Task description: Output all of the entries exactly as written.

Figure content listings:
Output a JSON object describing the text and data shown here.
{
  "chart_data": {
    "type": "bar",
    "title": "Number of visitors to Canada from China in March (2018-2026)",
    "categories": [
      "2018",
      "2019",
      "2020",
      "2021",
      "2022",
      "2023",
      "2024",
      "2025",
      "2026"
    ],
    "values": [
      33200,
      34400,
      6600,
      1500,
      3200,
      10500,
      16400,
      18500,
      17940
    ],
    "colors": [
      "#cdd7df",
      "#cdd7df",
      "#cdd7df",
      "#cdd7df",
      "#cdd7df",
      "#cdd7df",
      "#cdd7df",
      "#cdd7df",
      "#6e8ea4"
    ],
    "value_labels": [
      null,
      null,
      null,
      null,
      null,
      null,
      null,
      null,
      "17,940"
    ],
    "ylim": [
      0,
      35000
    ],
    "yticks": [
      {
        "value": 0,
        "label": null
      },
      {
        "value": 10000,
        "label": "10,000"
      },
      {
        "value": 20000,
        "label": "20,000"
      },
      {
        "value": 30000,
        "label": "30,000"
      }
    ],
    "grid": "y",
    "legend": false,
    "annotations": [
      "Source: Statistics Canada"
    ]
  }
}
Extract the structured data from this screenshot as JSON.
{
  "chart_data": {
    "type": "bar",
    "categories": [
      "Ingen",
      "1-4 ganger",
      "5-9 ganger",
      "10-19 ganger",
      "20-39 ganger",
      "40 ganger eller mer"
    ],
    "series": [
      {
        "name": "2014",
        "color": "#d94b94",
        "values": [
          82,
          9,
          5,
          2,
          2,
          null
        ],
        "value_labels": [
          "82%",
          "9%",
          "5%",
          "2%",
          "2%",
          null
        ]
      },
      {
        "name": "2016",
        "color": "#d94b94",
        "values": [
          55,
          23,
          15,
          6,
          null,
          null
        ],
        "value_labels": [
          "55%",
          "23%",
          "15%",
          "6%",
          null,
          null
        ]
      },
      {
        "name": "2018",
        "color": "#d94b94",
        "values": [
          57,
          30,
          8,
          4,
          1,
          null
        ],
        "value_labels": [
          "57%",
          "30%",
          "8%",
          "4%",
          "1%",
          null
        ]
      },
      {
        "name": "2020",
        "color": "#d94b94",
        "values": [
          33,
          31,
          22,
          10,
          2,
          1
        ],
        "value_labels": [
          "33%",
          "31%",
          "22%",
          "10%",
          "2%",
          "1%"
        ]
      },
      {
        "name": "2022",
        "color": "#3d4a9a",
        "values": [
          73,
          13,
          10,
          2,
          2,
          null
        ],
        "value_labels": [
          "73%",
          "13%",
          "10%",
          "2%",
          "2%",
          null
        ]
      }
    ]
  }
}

Expected answer:
Output a JSON object describing the text and data shown here.
{
  "chart_data": {
    "type": "bar",
    "title": "Number of visitors to Canada from China in March (2018-2026)",
    "categories": [
      "2018",
      "2019",
      "2020",
      "2021",
      "2022",
      "2023",
      "2024",
      "2025",
      "2026"
    ],
    "values": [
      33200,
      34400,
      6600,
      1500,
      3200,
      10500,
      16400,
      18500,
      17940
    ],
    "colors": [
      "#cdd7df",
      "#cdd7df",
      "#cdd7df",
      "#cdd7df",
      "#cdd7df",
      "#cdd7df",
      "#cdd7df",
      "#cdd7df",
      "#6e8ea4"
    ],
    "value_labels": [
      null,
      null,
      null,
      null,
      null,
      null,
      null,
      null,
      "17,940"
    ],
    "ylim": [
      0,
      35000
    ],
    "yticks": [
      {
        "value": 0,
        "label": null
      },
      {
        "value": 10000,
        "label": "10,000"
      },
      {
        "value": 20000,
        "label": "20,000"
      },
      {
        "value": 30000,
        "label": "30,000"
      }
    ],
    "grid": "y",
    "legend": false,
    "annotations": [
      "Source: Statistics Canada"
    ]
  }
}
Extract the structured data from this screenshot as JSON.
{
  "chart_data": {
    "type": "bar",
    "categories": [
      "Ingen",
      "1-4 ganger",
      "5-9 ganger",
      "10-19 ganger",
      "20-39 ganger",
      "40 ganger eller mer"
    ],
    "series": [
      {
        "name": "2014",
        "color": "#d94b94",
        "values": [
          82,
          9,
          5,
          2,
          2,
          null
        ],
        "value_labels": [
          "82%",
          "9%",
          "5%",
          "2%",
          "2%",
          null
        ]
      },
      {
        "name": "2016",
        "color": "#d94b94",
        "values": [
          55,
          23,
          15,
          6,
          null,
          null
        ],
        "value_labels": [
          "55%",
          "23%",
          "15%",
          "6%",
          null,
          null
        ]
      },
      {
        "name": "2018",
        "color": "#d94b94",
        "values": [
          57,
          30,
          8,
          4,
          1,
          null
        ],
        "value_labels": [
          "57%",
          "30%",
          "8%",
          "4%",
          "1%",
          null
        ]
      },
      {
        "name": "2020",
        "color": "#d94b94",
        "values": [
          33,
          31,
          22,
          10,
          2,
          1
        ],
        "value_labels": [
          "33%",
          "31%",
          "22%",
          "10%",
          "2%",
          "1%"
        ]
      },
      {
        "name": "2022",
        "color": "#3d4a9a",
        "values": [
          73,
          13,
          10,
          2,
          2,
          null
        ],
        "value_labels": [
          "73%",
          "13%",
          "10%",
          "2%",
          "2%",
          null
        ]
      }
    ]
  }
}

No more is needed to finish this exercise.